Task brief:
Copy out every one of the following records word for word, changing nothing.

Records for this exercise:

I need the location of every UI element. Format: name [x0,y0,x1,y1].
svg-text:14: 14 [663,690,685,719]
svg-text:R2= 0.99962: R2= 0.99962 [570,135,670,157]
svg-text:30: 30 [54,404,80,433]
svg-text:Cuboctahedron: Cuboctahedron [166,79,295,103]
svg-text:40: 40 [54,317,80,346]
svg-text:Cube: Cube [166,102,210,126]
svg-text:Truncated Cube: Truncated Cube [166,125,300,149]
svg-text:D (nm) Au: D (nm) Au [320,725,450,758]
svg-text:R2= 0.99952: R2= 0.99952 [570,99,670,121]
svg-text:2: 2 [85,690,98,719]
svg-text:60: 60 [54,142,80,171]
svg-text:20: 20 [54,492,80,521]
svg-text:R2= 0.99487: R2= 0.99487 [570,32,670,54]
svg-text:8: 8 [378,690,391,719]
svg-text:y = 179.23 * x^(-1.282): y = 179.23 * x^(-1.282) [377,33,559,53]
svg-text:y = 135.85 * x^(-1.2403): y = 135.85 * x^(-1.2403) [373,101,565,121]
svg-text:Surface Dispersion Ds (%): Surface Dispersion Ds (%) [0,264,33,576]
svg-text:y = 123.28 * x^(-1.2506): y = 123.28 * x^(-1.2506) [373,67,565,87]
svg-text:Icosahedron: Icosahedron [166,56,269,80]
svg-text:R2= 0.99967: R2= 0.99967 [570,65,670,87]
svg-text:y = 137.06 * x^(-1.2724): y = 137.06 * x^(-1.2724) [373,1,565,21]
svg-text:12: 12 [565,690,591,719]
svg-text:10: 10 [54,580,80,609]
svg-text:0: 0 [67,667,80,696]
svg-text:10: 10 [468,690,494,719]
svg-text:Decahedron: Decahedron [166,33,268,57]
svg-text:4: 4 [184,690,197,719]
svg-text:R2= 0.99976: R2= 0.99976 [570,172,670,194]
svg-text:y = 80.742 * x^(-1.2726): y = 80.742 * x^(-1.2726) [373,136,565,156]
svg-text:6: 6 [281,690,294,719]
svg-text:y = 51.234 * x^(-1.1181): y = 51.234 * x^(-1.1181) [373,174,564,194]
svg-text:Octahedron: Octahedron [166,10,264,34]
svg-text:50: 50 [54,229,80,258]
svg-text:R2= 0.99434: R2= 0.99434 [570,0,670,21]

Task solution:
I need the location of every UI element. Format: name [x0,y0,x1,y1].
svg-text:14: 14 [663,690,685,719]
svg-text:R2= 0.99962: R2= 0.99962 [570,135,670,157]
svg-text:30: 30 [54,404,80,433]
svg-text:Cuboctahedron: Cuboctahedron [166,79,295,103]
svg-text:40: 40 [54,317,80,346]
svg-text:Cube: Cube [166,102,210,126]
svg-text:Truncated Cube: Truncated Cube [166,125,300,149]
svg-text:D (nm) Au: D (nm) Au [320,725,450,758]
svg-text:R2= 0.99952: R2= 0.99952 [570,99,670,121]
svg-text:2: 2 [85,690,98,719]
svg-text:60: 60 [54,142,80,171]
svg-text:20: 20 [54,492,80,521]
svg-text:R2= 0.99487: R2= 0.99487 [570,32,670,54]
svg-text:8: 8 [378,690,391,719]
svg-text:y = 179.23 * x^(-1.282): y = 179.23 * x^(-1.282) [377,33,559,53]
svg-text:y = 135.85 * x^(-1.2403): y = 135.85 * x^(-1.2403) [373,101,565,121]
svg-text:Surface Dispersion Ds (%): Surface Dispersion Ds (%) [0,264,33,576]
svg-text:y = 123.28 * x^(-1.2506): y = 123.28 * x^(-1.2506) [373,67,565,87]
svg-text:Icosahedron: Icosahedron [166,56,269,80]
svg-text:R2= 0.99967: R2= 0.99967 [570,65,670,87]
svg-text:y = 137.06 * x^(-1.2724): y = 137.06 * x^(-1.2724) [373,1,565,21]
svg-text:12: 12 [565,690,591,719]
svg-text:10: 10 [54,580,80,609]
svg-text:0: 0 [67,667,80,696]
svg-text:10: 10 [468,690,494,719]
svg-text:Decahedron: Decahedron [166,33,268,57]
svg-text:4: 4 [184,690,197,719]
svg-text:R2= 0.99976: R2= 0.99976 [570,172,670,194]
svg-text:y = 80.742 * x^(-1.2726): y = 80.742 * x^(-1.2726) [373,136,565,156]
svg-text:6: 6 [281,690,294,719]
svg-text:y = 51.234 * x^(-1.1181): y = 51.234 * x^(-1.1181) [373,174,564,194]
svg-text:Octahedron: Octahedron [166,10,264,34]
svg-text:50: 50 [54,229,80,258]
svg-text:R2= 0.99434: R2= 0.99434 [570,0,670,21]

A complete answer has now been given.